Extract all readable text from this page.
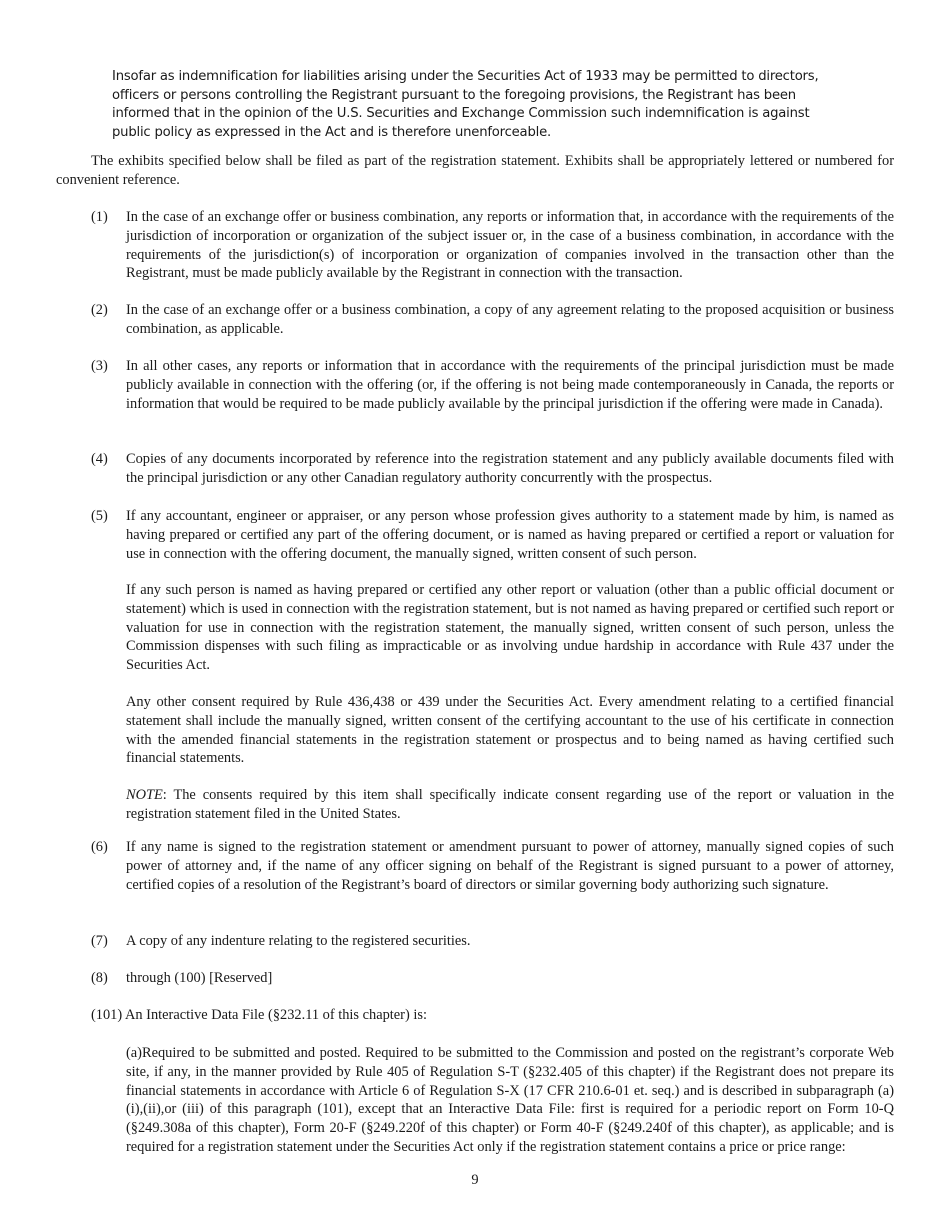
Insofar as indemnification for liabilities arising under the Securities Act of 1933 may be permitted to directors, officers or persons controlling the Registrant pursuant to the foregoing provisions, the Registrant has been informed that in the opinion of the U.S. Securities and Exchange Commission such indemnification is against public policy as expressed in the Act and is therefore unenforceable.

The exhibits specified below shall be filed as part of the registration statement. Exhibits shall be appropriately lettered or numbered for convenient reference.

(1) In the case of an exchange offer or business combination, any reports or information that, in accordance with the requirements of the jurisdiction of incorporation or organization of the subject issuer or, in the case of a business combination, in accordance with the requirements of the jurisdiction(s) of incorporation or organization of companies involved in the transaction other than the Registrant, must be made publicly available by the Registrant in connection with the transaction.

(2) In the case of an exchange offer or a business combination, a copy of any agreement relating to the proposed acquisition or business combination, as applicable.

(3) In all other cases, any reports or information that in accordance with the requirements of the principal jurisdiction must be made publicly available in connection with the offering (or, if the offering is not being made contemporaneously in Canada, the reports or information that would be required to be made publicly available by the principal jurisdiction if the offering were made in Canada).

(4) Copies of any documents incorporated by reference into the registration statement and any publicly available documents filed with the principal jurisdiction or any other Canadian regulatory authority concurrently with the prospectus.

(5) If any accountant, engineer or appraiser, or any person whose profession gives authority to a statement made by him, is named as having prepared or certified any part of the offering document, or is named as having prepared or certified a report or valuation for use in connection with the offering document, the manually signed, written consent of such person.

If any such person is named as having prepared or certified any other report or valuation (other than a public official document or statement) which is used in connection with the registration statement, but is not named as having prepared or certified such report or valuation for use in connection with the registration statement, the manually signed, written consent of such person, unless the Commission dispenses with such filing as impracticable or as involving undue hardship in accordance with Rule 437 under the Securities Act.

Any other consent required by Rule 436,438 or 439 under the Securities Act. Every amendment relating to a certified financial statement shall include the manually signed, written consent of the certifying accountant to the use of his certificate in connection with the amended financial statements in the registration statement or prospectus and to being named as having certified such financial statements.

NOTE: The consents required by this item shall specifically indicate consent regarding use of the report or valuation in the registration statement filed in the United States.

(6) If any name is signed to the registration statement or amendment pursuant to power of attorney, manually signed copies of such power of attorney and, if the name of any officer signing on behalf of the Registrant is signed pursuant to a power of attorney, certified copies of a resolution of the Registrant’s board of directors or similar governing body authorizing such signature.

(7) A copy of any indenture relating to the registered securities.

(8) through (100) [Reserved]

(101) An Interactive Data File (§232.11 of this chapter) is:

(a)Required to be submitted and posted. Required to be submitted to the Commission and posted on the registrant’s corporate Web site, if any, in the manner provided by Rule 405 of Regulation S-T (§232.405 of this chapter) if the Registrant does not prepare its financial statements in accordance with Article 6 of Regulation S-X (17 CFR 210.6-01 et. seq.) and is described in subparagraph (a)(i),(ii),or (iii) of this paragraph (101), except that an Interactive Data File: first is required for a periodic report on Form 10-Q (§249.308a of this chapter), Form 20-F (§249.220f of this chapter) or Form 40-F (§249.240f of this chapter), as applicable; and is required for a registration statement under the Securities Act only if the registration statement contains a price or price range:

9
⁂
▸ **To be done**
Repeat the material above in full and unchanged, minus its images.

▸ **Exercise response**
Extract all readable text from this page.
Insofar as indemnification for liabilities arising under the Securities Act of 1933 may be permitted to directors, officers or persons controlling the Registrant pursuant to the foregoing provisions, the Registrant has been informed that in the opinion of the U.S. Securities and Exchange Commission such indemnification is against public policy as expressed in the Act and is therefore unenforceable.

The exhibits specified below shall be filed as part of the registration statement. Exhibits shall be appropriately lettered or numbered for convenient reference.

(1) In the case of an exchange offer or business combination, any reports or information that, in accordance with the requirements of the jurisdiction of incorporation or organization of the subject issuer or, in the case of a business combination, in accordance with the requirements of the jurisdiction(s) of incorporation or organization of companies involved in the transaction other than the Registrant, must be made publicly available by the Registrant in connection with the transaction.

(2) In the case of an exchange offer or a business combination, a copy of any agreement relating to the proposed acquisition or business combination, as applicable.

(3) In all other cases, any reports or information that in accordance with the requirements of the principal jurisdiction must be made publicly available in connection with the offering (or, if the offering is not being made contemporaneously in Canada, the reports or information that would be required to be made publicly available by the principal jurisdiction if the offering were made in Canada).

(4) Copies of any documents incorporated by reference into the registration statement and any publicly available documents filed with the principal jurisdiction or any other Canadian regulatory authority concurrently with the prospectus.

(5) If any accountant, engineer or appraiser, or any person whose profession gives authority to a statement made by him, is named as having prepared or certified any part of the offering document, or is named as having prepared or certified a report or valuation for use in connection with the offering document, the manually signed, written consent of such person.

If any such person is named as having prepared or certified any other report or valuation (other than a public official document or statement) which is used in connection with the registration statement, but is not named as having prepared or certified such report or valuation for use in connection with the registration statement, the manually signed, written consent of such person, unless the Commission dispenses with such filing as impracticable or as involving undue hardship in accordance with Rule 437 under the Securities Act.

Any other consent required by Rule 436,438 or 439 under the Securities Act. Every amendment relating to a certified financial statement shall include the manually signed, written consent of the certifying accountant to the use of his certificate in connection with the amended financial statements in the registration statement or prospectus and to being named as having certified such financial statements.

NOTE: The consents required by this item shall specifically indicate consent regarding use of the report or valuation in the registration statement filed in the United States.

(6) If any name is signed to the registration statement or amendment pursuant to power of attorney, manually signed copies of such power of attorney and, if the name of any officer signing on behalf of the Registrant is signed pursuant to a power of attorney, certified copies of a resolution of the Registrant’s board of directors or similar governing body authorizing such signature.

(7) A copy of any indenture relating to the registered securities.

(8) through (100) [Reserved]

(101) An Interactive Data File (§232.11 of this chapter) is:

(a)Required to be submitted and posted. Required to be submitted to the Commission and posted on the registrant’s corporate Web site, if any, in the manner provided by Rule 405 of Regulation S-T (§232.405 of this chapter) if the Registrant does not prepare its financial statements in accordance with Article 6 of Regulation S-X (17 CFR 210.6-01 et. seq.) and is described in subparagraph (a)(i),(ii),or (iii) of this paragraph (101), except that an Interactive Data File: first is required for a periodic report on Form 10-Q (§249.308a of this chapter), Form 20-F (§249.220f of this chapter) or Form 40-F (§249.240f of this chapter), as applicable; and is required for a registration statement under the Securities Act only if the registration statement contains a price or price range:

9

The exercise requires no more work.